## [Objective]
Work out how many lines of the records hold the string "JSON", and reply with that number alone.

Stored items
** begin **
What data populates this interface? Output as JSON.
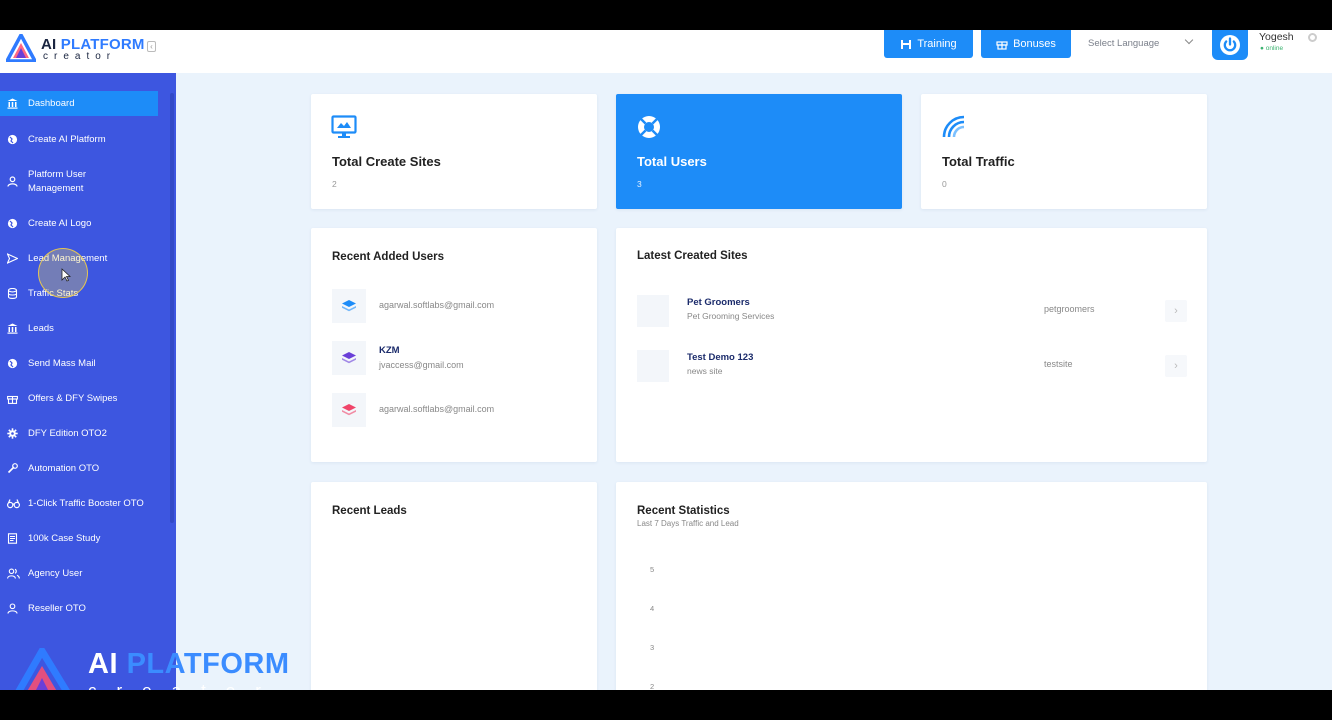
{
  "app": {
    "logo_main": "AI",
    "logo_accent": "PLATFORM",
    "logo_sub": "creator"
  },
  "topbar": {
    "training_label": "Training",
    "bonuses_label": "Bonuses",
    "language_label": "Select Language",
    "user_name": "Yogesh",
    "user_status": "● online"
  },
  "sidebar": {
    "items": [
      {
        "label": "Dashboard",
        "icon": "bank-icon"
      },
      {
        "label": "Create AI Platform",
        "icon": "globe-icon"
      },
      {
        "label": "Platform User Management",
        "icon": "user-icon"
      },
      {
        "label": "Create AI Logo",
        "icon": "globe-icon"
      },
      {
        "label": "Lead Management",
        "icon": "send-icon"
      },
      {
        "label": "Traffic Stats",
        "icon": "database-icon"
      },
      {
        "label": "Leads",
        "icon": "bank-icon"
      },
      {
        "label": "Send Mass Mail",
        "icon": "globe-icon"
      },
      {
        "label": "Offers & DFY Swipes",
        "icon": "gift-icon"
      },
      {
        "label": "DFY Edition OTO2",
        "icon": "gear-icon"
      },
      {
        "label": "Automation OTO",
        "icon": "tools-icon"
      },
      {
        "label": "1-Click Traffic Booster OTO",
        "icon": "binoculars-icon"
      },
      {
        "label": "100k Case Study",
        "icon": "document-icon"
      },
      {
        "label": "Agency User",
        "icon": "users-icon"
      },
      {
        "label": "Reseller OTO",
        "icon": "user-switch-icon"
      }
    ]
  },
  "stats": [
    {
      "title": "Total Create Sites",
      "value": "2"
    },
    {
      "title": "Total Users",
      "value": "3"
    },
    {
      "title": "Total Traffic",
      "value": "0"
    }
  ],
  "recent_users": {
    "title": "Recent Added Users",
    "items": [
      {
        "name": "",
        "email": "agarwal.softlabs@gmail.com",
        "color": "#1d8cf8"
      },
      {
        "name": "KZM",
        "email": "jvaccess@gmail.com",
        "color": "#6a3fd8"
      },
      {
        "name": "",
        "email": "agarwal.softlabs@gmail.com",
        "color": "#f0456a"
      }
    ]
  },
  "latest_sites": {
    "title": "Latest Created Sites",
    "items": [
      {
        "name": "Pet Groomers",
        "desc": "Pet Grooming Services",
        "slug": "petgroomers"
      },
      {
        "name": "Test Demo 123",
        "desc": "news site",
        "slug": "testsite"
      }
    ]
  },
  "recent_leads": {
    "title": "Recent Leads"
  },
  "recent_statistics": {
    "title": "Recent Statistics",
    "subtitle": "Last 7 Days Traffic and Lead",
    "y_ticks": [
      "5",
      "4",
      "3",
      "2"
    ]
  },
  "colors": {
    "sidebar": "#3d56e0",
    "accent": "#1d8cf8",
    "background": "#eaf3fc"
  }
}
** end **
** begin **
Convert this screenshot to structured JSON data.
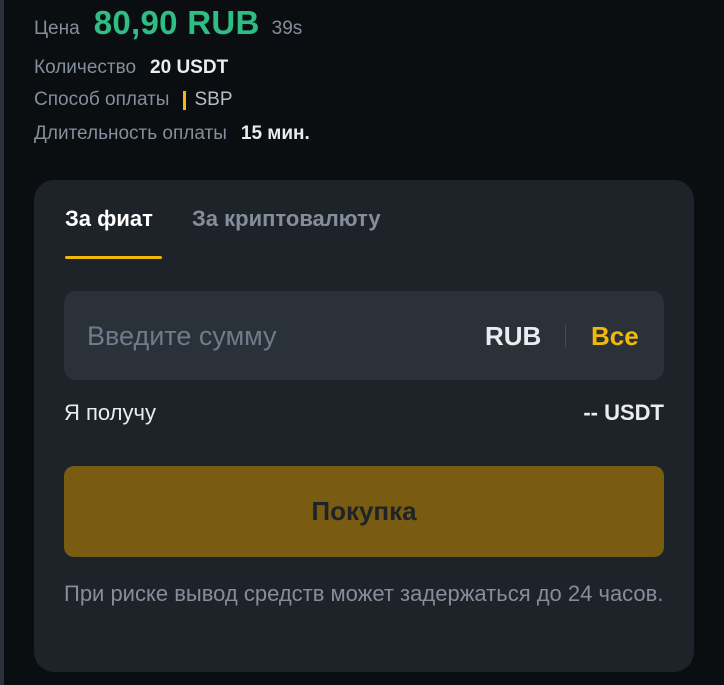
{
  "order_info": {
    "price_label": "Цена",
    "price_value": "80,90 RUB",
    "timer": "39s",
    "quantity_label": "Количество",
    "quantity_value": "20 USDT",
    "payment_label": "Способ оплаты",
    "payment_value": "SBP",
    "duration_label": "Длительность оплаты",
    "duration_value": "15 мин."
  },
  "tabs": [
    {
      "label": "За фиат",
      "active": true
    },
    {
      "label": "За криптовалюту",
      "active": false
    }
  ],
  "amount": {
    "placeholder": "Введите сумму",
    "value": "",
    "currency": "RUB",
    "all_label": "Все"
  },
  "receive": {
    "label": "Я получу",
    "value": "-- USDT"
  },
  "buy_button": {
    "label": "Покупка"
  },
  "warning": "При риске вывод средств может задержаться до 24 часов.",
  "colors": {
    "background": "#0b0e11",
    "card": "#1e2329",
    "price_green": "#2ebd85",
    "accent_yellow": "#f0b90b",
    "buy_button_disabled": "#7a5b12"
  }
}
** end **
## [Solution]
2